◆ **YOUR OBJECTIVE**:
Write out each line from the data below that includes the word "Machthaber".

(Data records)
'''
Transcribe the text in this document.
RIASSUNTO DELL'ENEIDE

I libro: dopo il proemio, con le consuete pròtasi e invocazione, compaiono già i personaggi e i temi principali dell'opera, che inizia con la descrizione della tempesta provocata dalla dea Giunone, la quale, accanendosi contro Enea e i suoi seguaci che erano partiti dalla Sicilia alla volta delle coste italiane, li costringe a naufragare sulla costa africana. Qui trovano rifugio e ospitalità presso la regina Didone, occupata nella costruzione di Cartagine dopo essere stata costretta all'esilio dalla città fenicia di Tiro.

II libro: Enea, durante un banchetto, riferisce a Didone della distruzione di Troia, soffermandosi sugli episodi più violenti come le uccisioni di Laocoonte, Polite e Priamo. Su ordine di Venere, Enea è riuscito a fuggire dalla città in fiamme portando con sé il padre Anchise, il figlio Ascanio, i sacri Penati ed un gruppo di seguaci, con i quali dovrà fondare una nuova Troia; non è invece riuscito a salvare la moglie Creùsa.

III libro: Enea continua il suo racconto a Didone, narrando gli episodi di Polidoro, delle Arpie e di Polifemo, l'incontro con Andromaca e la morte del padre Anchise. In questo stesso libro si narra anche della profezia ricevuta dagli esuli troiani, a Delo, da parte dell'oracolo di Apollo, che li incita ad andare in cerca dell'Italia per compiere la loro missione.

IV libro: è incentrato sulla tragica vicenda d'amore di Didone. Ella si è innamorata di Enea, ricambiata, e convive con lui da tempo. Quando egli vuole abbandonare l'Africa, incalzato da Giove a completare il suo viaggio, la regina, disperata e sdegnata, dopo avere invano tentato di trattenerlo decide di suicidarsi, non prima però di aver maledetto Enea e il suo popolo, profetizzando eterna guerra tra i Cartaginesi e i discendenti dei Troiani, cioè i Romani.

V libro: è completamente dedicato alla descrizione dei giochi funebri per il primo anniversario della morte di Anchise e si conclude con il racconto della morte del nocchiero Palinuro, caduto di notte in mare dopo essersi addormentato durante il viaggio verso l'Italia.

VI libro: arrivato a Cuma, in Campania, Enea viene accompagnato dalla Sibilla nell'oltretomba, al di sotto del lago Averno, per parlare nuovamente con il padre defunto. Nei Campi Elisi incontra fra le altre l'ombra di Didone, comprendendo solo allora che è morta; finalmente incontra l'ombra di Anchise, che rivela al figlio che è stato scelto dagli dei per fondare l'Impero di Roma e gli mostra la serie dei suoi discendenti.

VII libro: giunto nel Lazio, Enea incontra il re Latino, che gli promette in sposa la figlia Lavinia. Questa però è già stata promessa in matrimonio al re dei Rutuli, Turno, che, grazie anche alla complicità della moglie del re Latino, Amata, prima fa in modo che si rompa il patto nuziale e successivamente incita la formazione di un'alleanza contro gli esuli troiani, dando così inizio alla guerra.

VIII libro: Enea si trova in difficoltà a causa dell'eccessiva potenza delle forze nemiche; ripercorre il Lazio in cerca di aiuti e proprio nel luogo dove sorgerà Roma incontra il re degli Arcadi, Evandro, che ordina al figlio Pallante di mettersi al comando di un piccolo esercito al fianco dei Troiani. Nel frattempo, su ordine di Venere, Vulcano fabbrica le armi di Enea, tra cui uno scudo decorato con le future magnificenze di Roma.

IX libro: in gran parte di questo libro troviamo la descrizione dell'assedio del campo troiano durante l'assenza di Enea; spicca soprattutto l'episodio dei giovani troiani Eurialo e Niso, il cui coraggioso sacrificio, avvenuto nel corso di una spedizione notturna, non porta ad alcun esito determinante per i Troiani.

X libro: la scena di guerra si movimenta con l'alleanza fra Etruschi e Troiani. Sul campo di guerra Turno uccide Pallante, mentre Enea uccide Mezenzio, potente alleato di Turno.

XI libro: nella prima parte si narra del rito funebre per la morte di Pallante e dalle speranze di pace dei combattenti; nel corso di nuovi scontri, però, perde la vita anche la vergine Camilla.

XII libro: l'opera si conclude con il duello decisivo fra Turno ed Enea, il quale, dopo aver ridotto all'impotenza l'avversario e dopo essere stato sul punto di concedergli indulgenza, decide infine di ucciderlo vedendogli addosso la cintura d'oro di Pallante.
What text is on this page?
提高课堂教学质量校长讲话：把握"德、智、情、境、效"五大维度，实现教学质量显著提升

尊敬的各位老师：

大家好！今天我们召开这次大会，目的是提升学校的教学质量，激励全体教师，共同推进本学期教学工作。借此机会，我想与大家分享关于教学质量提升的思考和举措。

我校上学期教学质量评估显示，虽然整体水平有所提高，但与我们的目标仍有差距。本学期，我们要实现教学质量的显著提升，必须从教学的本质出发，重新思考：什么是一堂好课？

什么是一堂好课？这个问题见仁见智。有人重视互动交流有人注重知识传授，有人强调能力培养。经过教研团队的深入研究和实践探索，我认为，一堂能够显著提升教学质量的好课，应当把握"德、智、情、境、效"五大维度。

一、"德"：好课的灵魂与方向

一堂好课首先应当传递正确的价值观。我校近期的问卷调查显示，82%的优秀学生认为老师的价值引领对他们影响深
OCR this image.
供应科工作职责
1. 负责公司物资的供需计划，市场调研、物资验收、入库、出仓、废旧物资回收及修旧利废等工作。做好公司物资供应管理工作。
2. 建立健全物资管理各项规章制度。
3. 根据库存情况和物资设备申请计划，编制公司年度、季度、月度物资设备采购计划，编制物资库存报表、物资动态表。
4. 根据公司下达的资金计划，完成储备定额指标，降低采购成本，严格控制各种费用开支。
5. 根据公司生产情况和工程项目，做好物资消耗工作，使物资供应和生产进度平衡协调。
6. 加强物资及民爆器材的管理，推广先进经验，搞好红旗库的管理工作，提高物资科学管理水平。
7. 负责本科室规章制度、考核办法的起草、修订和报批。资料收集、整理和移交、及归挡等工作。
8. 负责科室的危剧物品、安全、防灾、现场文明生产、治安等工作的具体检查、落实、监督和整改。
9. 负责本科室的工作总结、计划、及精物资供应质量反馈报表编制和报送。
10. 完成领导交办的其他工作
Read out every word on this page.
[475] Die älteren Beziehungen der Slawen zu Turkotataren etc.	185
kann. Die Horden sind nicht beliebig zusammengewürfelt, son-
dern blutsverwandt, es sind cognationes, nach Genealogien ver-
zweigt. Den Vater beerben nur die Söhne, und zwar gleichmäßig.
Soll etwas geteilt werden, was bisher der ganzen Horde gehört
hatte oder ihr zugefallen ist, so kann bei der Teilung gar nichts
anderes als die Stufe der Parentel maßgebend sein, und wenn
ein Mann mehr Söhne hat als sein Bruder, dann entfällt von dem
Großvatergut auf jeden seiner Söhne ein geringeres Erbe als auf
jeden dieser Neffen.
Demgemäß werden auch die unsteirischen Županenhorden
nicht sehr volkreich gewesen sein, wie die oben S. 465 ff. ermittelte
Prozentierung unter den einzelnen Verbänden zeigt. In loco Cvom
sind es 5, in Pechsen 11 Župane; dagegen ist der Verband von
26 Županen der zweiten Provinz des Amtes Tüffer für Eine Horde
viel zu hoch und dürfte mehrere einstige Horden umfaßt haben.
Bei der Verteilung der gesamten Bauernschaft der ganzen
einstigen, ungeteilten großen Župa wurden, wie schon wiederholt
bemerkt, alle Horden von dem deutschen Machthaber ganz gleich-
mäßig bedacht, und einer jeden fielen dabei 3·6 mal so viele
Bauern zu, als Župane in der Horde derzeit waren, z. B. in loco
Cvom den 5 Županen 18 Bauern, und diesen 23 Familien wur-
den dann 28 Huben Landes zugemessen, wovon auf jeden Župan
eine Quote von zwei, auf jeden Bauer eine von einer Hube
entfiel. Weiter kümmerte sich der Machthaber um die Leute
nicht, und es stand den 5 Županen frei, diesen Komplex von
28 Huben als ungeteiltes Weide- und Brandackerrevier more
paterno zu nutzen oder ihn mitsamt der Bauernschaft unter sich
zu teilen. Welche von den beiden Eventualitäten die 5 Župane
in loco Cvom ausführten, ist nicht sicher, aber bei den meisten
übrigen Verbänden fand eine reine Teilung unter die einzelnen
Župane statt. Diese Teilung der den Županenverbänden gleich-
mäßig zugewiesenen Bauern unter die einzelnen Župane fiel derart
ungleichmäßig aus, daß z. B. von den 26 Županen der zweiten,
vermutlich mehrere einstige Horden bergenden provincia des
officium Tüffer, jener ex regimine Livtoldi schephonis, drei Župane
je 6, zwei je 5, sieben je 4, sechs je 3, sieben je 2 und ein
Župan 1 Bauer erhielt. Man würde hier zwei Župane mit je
'''
◆ **FULL SOLUTION**:
bemerkt, alle Horden von dem deutschen Machthaber ganz gleich-
entfiel. Weiter kümmerte sich der Machthaber um die Leute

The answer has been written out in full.